### TASK DETAILS
Transcribe the whole listing without a single picture.

### SUPPLIED MATERIAL
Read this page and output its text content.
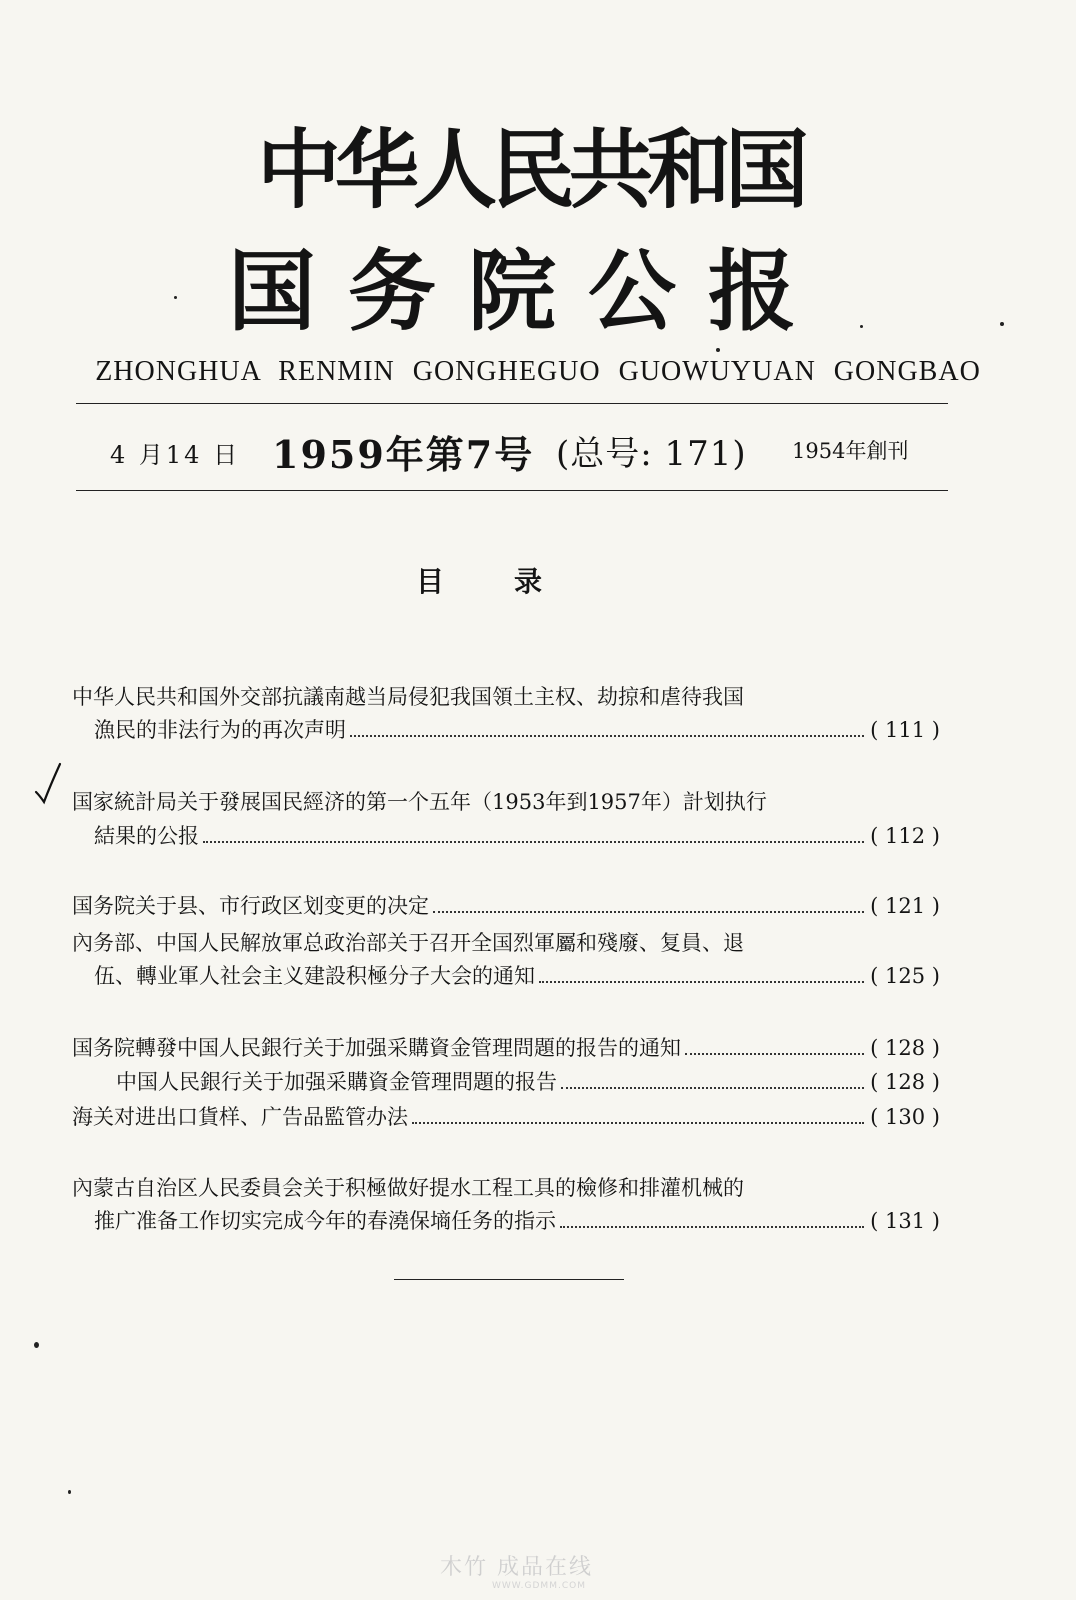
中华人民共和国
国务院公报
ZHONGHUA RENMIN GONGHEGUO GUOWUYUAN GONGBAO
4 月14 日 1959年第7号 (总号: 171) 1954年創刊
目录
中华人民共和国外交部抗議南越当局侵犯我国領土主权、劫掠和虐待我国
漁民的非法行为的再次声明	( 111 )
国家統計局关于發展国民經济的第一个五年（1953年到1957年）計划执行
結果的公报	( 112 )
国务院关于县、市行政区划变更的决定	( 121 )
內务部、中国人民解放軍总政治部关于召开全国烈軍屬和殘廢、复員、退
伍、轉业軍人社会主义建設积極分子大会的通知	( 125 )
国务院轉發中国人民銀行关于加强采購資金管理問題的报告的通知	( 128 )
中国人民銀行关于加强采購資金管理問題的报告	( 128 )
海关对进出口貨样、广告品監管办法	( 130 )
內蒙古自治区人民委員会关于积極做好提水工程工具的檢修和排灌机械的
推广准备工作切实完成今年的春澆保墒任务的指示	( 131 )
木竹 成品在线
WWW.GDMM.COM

### EXERCISE OUTPUT
Read this page and output its text content.
中华人民共和国
国务院公报
ZHONGHUA RENMIN GONGHEGUO GUOWUYUAN GONGBAO
4 月14 日 1959年第7号 (总号: 171) 1954年創刊
目录
中华人民共和国外交部抗議南越当局侵犯我国領土主权、劫掠和虐待我国
漁民的非法行为的再次声明	( 111 )
国家統計局关于發展国民經济的第一个五年（1953年到1957年）計划执行
結果的公报	( 112 )
国务院关于县、市行政区划变更的决定	( 121 )
內务部、中国人民解放軍总政治部关于召开全国烈軍屬和殘廢、复員、退
伍、轉业軍人社会主义建設积極分子大会的通知	( 125 )
国务院轉發中国人民銀行关于加强采購資金管理問題的报告的通知	( 128 )
中国人民銀行关于加强采購資金管理問題的报告	( 128 )
海关对进出口貨样、广告品監管办法	( 130 )
內蒙古自治区人民委員会关于积極做好提水工程工具的檢修和排灌机械的
推广准备工作切实完成今年的春澆保墒任务的指示	( 131 )
木竹 成品在线
WWW.GDMM.COM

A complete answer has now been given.